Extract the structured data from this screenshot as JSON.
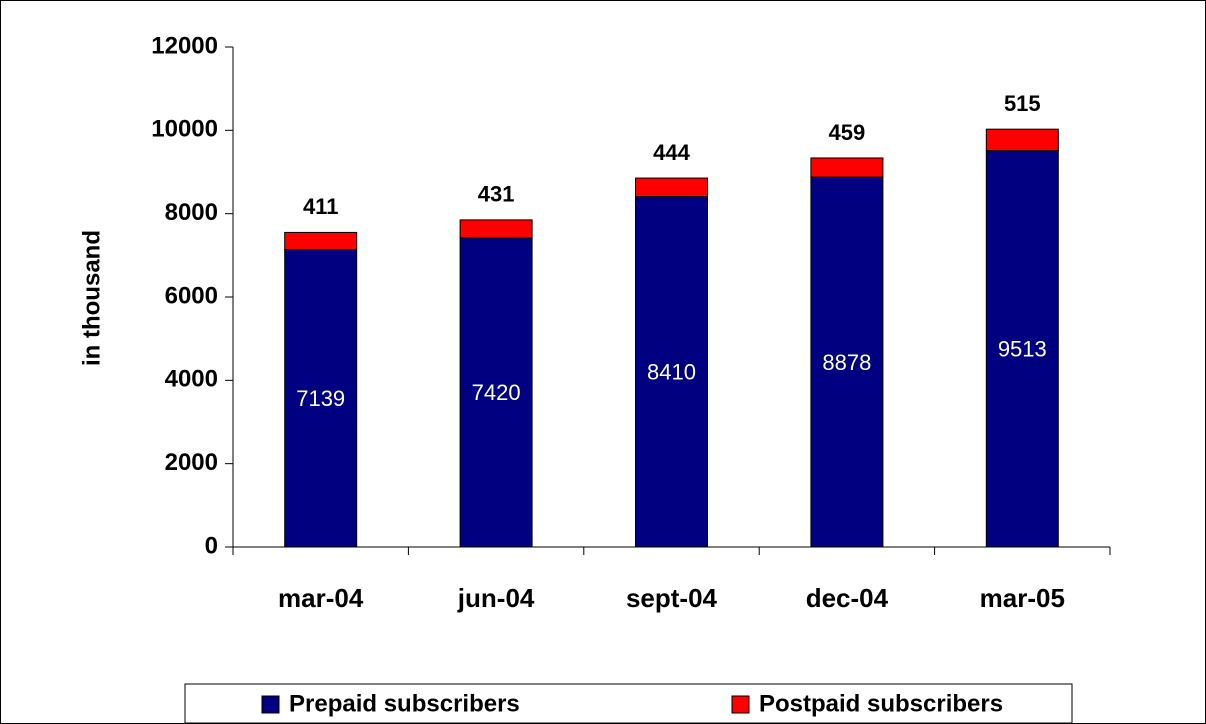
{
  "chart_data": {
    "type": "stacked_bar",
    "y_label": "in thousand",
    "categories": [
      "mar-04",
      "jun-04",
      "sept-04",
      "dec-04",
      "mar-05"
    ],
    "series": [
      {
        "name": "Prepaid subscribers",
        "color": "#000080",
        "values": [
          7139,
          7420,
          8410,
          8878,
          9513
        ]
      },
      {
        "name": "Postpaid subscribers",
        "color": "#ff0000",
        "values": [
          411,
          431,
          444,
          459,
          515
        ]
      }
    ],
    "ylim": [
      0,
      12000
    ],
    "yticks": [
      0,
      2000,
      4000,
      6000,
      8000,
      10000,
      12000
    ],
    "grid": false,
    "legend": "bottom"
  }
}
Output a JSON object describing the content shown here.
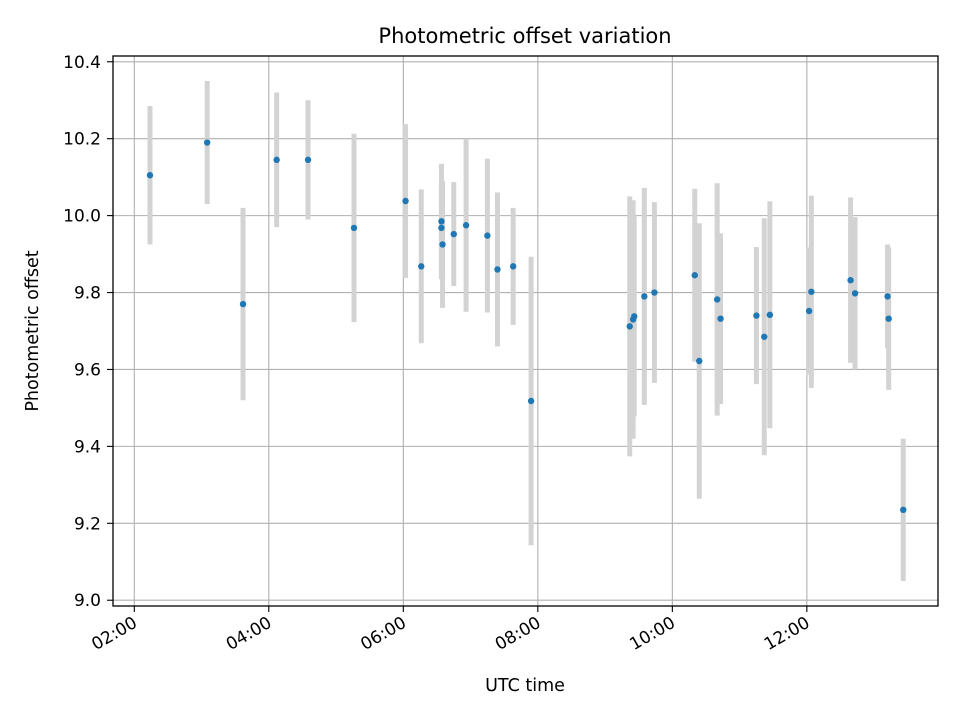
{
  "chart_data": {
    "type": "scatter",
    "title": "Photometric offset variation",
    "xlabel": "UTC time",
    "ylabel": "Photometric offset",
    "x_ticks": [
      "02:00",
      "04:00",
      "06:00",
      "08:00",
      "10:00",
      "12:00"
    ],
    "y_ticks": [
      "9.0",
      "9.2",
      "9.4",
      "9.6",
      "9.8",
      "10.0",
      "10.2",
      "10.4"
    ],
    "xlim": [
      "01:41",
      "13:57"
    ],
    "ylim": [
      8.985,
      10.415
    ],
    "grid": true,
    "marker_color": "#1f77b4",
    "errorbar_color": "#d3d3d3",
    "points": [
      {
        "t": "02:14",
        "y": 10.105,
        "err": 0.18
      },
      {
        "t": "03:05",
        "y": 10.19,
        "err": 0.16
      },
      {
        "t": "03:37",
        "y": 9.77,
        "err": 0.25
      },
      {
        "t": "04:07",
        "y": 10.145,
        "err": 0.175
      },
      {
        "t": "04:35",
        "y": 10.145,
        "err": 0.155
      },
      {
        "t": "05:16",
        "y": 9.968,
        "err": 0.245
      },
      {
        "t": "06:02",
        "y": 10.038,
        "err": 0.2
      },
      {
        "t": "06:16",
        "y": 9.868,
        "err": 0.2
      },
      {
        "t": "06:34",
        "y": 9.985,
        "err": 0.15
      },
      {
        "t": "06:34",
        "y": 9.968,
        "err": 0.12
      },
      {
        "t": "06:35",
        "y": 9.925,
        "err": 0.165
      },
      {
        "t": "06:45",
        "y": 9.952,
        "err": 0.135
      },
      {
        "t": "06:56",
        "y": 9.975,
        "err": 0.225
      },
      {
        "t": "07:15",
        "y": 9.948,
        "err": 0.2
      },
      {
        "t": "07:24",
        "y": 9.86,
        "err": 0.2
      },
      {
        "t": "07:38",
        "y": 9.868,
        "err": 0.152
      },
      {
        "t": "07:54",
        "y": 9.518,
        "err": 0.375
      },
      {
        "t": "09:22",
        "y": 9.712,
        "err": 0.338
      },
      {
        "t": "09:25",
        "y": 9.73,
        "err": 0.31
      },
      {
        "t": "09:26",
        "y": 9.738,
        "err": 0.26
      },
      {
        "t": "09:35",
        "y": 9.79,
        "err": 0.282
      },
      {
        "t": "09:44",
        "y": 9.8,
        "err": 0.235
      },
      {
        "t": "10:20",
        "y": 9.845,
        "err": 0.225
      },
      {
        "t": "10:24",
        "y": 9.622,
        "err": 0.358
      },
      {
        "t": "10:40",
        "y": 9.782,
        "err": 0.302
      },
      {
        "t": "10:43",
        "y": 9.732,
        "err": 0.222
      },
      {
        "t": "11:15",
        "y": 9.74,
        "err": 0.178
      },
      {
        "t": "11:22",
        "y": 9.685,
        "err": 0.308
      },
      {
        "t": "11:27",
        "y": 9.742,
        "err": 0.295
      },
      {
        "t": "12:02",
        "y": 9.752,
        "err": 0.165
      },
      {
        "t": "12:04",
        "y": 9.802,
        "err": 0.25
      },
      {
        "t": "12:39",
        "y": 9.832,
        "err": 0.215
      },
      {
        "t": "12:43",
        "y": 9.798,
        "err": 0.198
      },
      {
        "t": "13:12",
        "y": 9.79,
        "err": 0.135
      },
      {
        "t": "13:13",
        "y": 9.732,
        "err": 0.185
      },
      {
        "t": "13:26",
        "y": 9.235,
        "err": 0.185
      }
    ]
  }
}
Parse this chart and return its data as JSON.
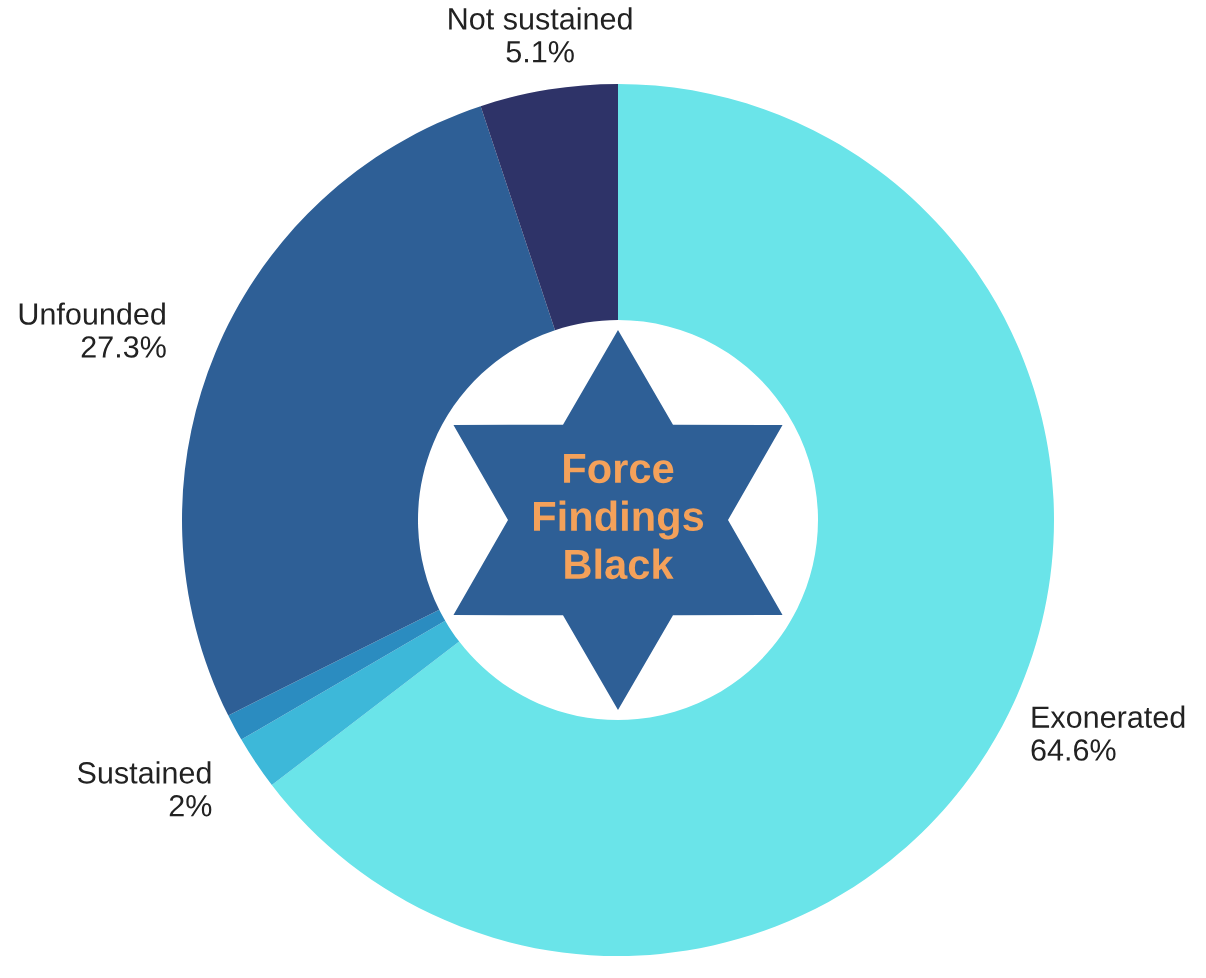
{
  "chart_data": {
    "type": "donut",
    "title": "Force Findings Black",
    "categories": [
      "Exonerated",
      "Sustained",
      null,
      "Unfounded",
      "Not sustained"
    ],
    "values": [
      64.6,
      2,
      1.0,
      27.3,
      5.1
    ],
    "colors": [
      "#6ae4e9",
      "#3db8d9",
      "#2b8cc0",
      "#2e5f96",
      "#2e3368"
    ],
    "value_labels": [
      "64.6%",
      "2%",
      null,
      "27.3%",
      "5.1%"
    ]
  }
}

- _TASK BRIEF_
Copy out all the data without changing anything, and drop the pictures.

- _SOLVED PROBLEM_
Extract the structured data from this screenshot as JSON.
{
  "chart_data": {
    "type": "stacked_bar",
    "y_label": "in thousand",
    "categories": [
      "mar-04",
      "jun-04",
      "sept-04",
      "dec-04",
      "mar-05"
    ],
    "series": [
      {
        "name": "Prepaid subscribers",
        "color": "#000080",
        "values": [
          7139,
          7420,
          8410,
          8878,
          9513
        ]
      },
      {
        "name": "Postpaid subscribers",
        "color": "#ff0000",
        "values": [
          411,
          431,
          444,
          459,
          515
        ]
      }
    ],
    "ylim": [
      0,
      12000
    ],
    "yticks": [
      0,
      2000,
      4000,
      6000,
      8000,
      10000,
      12000
    ],
    "grid": false,
    "legend": "bottom"
  }
}
Output a JSON object describing the content shown here.
{
  "chart_data": {
    "type": "scatter",
    "title": "Photometric offset variation",
    "xlabel": "UTC time",
    "ylabel": "Photometric offset",
    "x_ticks": [
      "02:00",
      "04:00",
      "06:00",
      "08:00",
      "10:00",
      "12:00"
    ],
    "y_ticks": [
      "9.0",
      "9.2",
      "9.4",
      "9.6",
      "9.8",
      "10.0",
      "10.2",
      "10.4"
    ],
    "xlim": [
      "01:41",
      "13:57"
    ],
    "ylim": [
      8.985,
      10.415
    ],
    "grid": true,
    "marker_color": "#1f77b4",
    "errorbar_color": "#d3d3d3",
    "points": [
      {
        "t": "02:14",
        "y": 10.105,
        "err": 0.18
      },
      {
        "t": "03:05",
        "y": 10.19,
        "err": 0.16
      },
      {
        "t": "03:37",
        "y": 9.77,
        "err": 0.25
      },
      {
        "t": "04:07",
        "y": 10.145,
        "err": 0.175
      },
      {
        "t": "04:35",
        "y": 10.145,
        "err": 0.155
      },
      {
        "t": "05:16",
        "y": 9.968,
        "err": 0.245
      },
      {
        "t": "06:02",
        "y": 10.038,
        "err": 0.2
      },
      {
        "t": "06:16",
        "y": 9.868,
        "err": 0.2
      },
      {
        "t": "06:34",
        "y": 9.985,
        "err": 0.15
      },
      {
        "t": "06:34",
        "y": 9.968,
        "err": 0.12
      },
      {
        "t": "06:35",
        "y": 9.925,
        "err": 0.165
      },
      {
        "t": "06:45",
        "y": 9.952,
        "err": 0.135
      },
      {
        "t": "06:56",
        "y": 9.975,
        "err": 0.225
      },
      {
        "t": "07:15",
        "y": 9.948,
        "err": 0.2
      },
      {
        "t": "07:24",
        "y": 9.86,
        "err": 0.2
      },
      {
        "t": "07:38",
        "y": 9.868,
        "err": 0.152
      },
      {
        "t": "07:54",
        "y": 9.518,
        "err": 0.375
      },
      {
        "t": "09:22",
        "y": 9.712,
        "err": 0.338
      },
      {
        "t": "09:25",
        "y": 9.73,
        "err": 0.31
      },
      {
        "t": "09:26",
        "y": 9.738,
        "err": 0.26
      },
      {
        "t": "09:35",
        "y": 9.79,
        "err": 0.282
      },
      {
        "t": "09:44",
        "y": 9.8,
        "err": 0.235
      },
      {
        "t": "10:20",
        "y": 9.845,
        "err": 0.225
      },
      {
        "t": "10:24",
        "y": 9.622,
        "err": 0.358
      },
      {
        "t": "10:40",
        "y": 9.782,
        "err": 0.302
      },
      {
        "t": "10:43",
        "y": 9.732,
        "err": 0.222
      },
      {
        "t": "11:15",
        "y": 9.74,
        "err": 0.178
      },
      {
        "t": "11:22",
        "y": 9.685,
        "err": 0.308
      },
      {
        "t": "11:27",
        "y": 9.742,
        "err": 0.295
      },
      {
        "t": "12:02",
        "y": 9.752,
        "err": 0.165
      },
      {
        "t": "12:04",
        "y": 9.802,
        "err": 0.25
      },
      {
        "t": "12:39",
        "y": 9.832,
        "err": 0.215
      },
      {
        "t": "12:43",
        "y": 9.798,
        "err": 0.198
      },
      {
        "t": "13:12",
        "y": 9.79,
        "err": 0.135
      },
      {
        "t": "13:13",
        "y": 9.732,
        "err": 0.185
      },
      {
        "t": "13:26",
        "y": 9.235,
        "err": 0.185
      }
    ]
  }
}
Parse this chart and return its data as JSON.
{
  "chart_data": {
    "type": "donut",
    "title": "Force Findings Black",
    "categories": [
      "Exonerated",
      "Sustained",
      null,
      "Unfounded",
      "Not sustained"
    ],
    "values": [
      64.6,
      2,
      1.0,
      27.3,
      5.1
    ],
    "colors": [
      "#6ae4e9",
      "#3db8d9",
      "#2b8cc0",
      "#2e5f96",
      "#2e3368"
    ],
    "value_labels": [
      "64.6%",
      "2%",
      null,
      "27.3%",
      "5.1%"
    ]
  }
}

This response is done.